Copy the lines word for word, from the first one down through the line containing "status-time: 09:25 (8, 3, 50, 18)", including both.
----- Material for this task -----
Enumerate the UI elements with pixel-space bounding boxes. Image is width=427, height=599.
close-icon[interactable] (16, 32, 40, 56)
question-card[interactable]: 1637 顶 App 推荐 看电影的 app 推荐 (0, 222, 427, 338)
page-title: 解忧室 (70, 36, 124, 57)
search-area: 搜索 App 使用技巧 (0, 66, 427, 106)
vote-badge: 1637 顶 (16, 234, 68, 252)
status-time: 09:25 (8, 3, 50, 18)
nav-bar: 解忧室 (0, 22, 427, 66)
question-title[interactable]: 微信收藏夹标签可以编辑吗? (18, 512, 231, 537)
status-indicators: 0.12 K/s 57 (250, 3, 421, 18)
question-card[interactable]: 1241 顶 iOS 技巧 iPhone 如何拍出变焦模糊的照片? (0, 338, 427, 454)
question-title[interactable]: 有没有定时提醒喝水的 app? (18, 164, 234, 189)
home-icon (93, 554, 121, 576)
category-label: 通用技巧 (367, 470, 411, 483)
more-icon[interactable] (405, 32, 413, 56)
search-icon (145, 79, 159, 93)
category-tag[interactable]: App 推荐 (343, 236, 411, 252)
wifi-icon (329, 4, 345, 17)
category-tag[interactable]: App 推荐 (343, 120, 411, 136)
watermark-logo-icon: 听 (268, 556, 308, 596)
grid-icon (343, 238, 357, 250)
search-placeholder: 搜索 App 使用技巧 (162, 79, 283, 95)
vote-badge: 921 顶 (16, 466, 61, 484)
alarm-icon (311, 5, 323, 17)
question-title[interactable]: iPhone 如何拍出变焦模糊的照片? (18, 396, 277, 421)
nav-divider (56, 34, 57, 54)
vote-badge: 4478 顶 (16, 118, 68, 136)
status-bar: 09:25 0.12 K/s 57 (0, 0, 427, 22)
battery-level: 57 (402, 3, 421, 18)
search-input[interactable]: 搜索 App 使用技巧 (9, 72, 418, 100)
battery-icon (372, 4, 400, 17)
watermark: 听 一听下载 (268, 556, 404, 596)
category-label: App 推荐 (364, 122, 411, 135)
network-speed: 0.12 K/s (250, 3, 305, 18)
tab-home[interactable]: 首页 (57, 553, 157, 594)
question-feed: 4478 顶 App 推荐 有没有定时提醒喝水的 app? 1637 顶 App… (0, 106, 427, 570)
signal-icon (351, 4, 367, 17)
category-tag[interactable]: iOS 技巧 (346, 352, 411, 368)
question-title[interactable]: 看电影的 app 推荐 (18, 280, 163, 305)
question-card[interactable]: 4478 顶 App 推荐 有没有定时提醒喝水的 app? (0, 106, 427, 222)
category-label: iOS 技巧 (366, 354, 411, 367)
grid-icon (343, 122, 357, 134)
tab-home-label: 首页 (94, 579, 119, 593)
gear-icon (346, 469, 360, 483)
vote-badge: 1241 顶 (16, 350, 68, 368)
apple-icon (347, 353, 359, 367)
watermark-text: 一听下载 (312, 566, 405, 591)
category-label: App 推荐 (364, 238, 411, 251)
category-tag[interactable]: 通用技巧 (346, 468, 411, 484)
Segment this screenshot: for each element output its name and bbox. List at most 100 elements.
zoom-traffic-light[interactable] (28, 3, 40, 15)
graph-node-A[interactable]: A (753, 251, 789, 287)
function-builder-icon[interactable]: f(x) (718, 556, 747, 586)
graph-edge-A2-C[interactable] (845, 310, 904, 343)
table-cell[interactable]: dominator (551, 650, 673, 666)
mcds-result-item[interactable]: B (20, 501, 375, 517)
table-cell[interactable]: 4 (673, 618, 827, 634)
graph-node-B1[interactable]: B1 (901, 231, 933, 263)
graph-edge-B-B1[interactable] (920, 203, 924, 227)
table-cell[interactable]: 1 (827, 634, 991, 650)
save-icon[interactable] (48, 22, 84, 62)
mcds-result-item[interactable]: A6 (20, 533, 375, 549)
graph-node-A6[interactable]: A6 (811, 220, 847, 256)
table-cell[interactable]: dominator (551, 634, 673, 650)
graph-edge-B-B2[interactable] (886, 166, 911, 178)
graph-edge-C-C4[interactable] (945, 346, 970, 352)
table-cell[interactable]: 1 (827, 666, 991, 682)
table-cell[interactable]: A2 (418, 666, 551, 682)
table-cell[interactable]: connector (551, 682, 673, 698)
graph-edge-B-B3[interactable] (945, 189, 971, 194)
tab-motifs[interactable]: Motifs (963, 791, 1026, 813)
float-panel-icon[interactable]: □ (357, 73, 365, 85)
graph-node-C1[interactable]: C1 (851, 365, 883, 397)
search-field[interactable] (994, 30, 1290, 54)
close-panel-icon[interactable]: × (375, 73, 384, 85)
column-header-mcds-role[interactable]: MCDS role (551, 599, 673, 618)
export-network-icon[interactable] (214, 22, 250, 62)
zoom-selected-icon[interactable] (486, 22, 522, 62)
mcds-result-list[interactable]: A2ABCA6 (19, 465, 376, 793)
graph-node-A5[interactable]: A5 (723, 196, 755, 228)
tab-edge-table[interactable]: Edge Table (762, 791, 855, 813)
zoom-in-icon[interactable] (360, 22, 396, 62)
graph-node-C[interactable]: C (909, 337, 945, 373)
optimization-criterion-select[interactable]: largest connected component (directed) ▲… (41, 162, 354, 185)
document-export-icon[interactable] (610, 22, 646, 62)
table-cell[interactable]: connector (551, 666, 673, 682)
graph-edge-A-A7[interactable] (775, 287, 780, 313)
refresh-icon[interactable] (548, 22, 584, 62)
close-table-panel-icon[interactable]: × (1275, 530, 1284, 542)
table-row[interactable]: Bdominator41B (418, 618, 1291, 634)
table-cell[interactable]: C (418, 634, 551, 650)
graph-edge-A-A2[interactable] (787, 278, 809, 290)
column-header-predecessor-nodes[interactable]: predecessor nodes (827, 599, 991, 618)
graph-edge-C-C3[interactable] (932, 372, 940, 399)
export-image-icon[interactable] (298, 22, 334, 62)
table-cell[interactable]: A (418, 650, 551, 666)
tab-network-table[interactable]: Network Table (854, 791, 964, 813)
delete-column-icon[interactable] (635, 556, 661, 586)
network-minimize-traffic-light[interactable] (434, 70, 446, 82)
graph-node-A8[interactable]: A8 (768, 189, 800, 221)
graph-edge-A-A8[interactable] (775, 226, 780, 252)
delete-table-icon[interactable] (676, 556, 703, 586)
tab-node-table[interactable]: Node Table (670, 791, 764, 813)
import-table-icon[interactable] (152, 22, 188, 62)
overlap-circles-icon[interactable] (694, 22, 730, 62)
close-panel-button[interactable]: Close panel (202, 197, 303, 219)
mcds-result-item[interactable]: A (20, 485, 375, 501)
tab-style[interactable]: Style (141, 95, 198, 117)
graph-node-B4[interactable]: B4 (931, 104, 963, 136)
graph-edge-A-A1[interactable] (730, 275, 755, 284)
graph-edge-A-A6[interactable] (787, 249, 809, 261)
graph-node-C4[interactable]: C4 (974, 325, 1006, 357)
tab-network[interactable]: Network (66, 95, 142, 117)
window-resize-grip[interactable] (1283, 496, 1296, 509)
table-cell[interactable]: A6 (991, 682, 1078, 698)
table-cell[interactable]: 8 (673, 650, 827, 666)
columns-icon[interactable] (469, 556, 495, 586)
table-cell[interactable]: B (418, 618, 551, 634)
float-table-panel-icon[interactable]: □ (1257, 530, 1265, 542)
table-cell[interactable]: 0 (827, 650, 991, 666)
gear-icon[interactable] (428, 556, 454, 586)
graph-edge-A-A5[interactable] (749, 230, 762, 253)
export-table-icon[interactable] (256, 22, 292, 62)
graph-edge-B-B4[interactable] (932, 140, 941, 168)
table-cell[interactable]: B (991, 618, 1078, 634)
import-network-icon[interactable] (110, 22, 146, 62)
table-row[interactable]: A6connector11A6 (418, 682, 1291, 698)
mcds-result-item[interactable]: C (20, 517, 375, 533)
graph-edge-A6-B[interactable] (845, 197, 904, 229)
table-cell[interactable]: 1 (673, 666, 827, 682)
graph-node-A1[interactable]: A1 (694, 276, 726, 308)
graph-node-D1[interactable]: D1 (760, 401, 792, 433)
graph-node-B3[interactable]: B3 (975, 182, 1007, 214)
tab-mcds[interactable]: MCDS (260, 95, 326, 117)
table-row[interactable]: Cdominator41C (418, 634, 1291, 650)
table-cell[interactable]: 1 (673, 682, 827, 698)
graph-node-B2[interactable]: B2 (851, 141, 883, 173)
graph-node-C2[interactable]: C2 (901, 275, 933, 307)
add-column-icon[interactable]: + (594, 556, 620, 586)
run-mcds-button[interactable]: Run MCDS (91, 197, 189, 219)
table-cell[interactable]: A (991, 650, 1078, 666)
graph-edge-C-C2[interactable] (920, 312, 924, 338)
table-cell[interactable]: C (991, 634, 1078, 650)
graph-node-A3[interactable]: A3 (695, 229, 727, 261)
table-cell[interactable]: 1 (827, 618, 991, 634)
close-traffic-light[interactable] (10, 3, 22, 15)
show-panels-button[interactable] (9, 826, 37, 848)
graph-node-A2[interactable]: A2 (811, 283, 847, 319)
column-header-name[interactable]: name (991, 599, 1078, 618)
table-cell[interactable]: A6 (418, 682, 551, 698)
-----
Solution to the exercise ▸
Enumerate the UI elements with pixel-space bounding boxes. Image is width=427, height=599.
close-icon[interactable] (16, 32, 40, 56)
question-card[interactable]: 1637 顶 App 推荐 看电影的 app 推荐 (0, 222, 427, 338)
page-title: 解忧室 (70, 36, 124, 57)
search-area: 搜索 App 使用技巧 (0, 66, 427, 106)
vote-badge: 1637 顶 (16, 234, 68, 252)
status-time: 09:25 (8, 3, 50, 18)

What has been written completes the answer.